● **EXERCISE AIM**: Present the following data again exactly as it is shown.

Figure dataset records
────────

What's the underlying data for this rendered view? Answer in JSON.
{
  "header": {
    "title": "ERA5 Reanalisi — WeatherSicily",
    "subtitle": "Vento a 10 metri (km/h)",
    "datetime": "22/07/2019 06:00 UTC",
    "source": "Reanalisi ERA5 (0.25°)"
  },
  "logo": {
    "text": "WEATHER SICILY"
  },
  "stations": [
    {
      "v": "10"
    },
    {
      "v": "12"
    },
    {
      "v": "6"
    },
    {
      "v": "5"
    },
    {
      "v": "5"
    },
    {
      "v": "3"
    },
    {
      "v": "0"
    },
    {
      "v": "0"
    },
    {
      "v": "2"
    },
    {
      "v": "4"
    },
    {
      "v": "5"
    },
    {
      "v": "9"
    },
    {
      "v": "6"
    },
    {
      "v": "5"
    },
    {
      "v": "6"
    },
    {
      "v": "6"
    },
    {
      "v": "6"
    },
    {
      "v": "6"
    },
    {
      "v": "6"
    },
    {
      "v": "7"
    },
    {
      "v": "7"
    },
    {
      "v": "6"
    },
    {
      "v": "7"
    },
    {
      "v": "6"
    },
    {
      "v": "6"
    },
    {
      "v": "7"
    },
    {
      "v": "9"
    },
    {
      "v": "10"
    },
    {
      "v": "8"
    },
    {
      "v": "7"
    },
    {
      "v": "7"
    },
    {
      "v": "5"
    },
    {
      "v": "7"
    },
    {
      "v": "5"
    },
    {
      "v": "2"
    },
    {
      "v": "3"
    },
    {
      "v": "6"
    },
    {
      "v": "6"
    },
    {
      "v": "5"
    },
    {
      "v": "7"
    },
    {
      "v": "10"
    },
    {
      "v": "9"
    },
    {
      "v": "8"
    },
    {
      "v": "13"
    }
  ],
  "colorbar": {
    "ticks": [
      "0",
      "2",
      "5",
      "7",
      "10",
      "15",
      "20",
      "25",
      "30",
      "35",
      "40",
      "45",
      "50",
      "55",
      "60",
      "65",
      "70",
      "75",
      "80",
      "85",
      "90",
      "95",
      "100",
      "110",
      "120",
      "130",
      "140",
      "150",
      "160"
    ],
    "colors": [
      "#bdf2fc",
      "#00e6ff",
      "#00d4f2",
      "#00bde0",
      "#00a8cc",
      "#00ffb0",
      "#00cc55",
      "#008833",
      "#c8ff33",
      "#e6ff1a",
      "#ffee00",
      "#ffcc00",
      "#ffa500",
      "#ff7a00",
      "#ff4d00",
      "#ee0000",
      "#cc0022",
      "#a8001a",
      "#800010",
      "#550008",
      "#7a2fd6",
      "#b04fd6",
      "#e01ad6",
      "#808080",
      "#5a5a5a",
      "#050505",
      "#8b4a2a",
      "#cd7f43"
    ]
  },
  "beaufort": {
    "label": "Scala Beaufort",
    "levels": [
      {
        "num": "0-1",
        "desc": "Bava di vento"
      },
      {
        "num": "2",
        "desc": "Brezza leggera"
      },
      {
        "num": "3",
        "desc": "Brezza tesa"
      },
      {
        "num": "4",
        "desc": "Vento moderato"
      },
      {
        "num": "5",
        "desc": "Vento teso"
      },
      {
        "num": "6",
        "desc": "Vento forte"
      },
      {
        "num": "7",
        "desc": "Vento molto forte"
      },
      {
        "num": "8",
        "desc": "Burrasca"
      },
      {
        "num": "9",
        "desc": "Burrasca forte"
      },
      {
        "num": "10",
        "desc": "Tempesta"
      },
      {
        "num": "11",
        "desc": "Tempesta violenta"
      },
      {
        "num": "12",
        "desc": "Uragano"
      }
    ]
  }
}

────────

● **RESPONSE**:
What's the underlying data for this rendered view? Answer in JSON.
{
  "header": {
    "title": "ERA5 Reanalisi — WeatherSicily",
    "subtitle": "Vento a 10 metri (km/h)",
    "datetime": "22/07/2019 06:00 UTC",
    "source": "Reanalisi ERA5 (0.25°)"
  },
  "logo": {
    "text": "WEATHER SICILY"
  },
  "stations": [
    {
      "v": "10"
    },
    {
      "v": "12"
    },
    {
      "v": "6"
    },
    {
      "v": "5"
    },
    {
      "v": "5"
    },
    {
      "v": "3"
    },
    {
      "v": "0"
    },
    {
      "v": "0"
    },
    {
      "v": "2"
    },
    {
      "v": "4"
    },
    {
      "v": "5"
    },
    {
      "v": "9"
    },
    {
      "v": "6"
    },
    {
      "v": "5"
    },
    {
      "v": "6"
    },
    {
      "v": "6"
    },
    {
      "v": "6"
    },
    {
      "v": "6"
    },
    {
      "v": "6"
    },
    {
      "v": "7"
    },
    {
      "v": "7"
    },
    {
      "v": "6"
    },
    {
      "v": "7"
    },
    {
      "v": "6"
    },
    {
      "v": "6"
    },
    {
      "v": "7"
    },
    {
      "v": "9"
    },
    {
      "v": "10"
    },
    {
      "v": "8"
    },
    {
      "v": "7"
    },
    {
      "v": "7"
    },
    {
      "v": "5"
    },
    {
      "v": "7"
    },
    {
      "v": "5"
    },
    {
      "v": "2"
    },
    {
      "v": "3"
    },
    {
      "v": "6"
    },
    {
      "v": "6"
    },
    {
      "v": "5"
    },
    {
      "v": "7"
    },
    {
      "v": "10"
    },
    {
      "v": "9"
    },
    {
      "v": "8"
    },
    {
      "v": "13"
    }
  ],
  "colorbar": {
    "ticks": [
      "0",
      "2",
      "5",
      "7",
      "10",
      "15",
      "20",
      "25",
      "30",
      "35",
      "40",
      "45",
      "50",
      "55",
      "60",
      "65",
      "70",
      "75",
      "80",
      "85",
      "90",
      "95",
      "100",
      "110",
      "120",
      "130",
      "140",
      "150",
      "160"
    ],
    "colors": [
      "#bdf2fc",
      "#00e6ff",
      "#00d4f2",
      "#00bde0",
      "#00a8cc",
      "#00ffb0",
      "#00cc55",
      "#008833",
      "#c8ff33",
      "#e6ff1a",
      "#ffee00",
      "#ffcc00",
      "#ffa500",
      "#ff7a00",
      "#ff4d00",
      "#ee0000",
      "#cc0022",
      "#a8001a",
      "#800010",
      "#550008",
      "#7a2fd6",
      "#b04fd6",
      "#e01ad6",
      "#808080",
      "#5a5a5a",
      "#050505",
      "#8b4a2a",
      "#cd7f43"
    ]
  },
  "beaufort": {
    "label": "Scala Beaufort",
    "levels": [
      {
        "num": "0-1",
        "desc": "Bava di vento"
      },
      {
        "num": "2",
        "desc": "Brezza leggera"
      },
      {
        "num": "3",
        "desc": "Brezza tesa"
      },
      {
        "num": "4",
        "desc": "Vento moderato"
      },
      {
        "num": "5",
        "desc": "Vento teso"
      },
      {
        "num": "6",
        "desc": "Vento forte"
      },
      {
        "num": "7",
        "desc": "Vento molto forte"
      },
      {
        "num": "8",
        "desc": "Burrasca"
      },
      {
        "num": "9",
        "desc": "Burrasca forte"
      },
      {
        "num": "10",
        "desc": "Tempesta"
      },
      {
        "num": "11",
        "desc": "Tempesta violenta"
      },
      {
        "num": "12",
        "desc": "Uragano"
      }
    ]
  }
}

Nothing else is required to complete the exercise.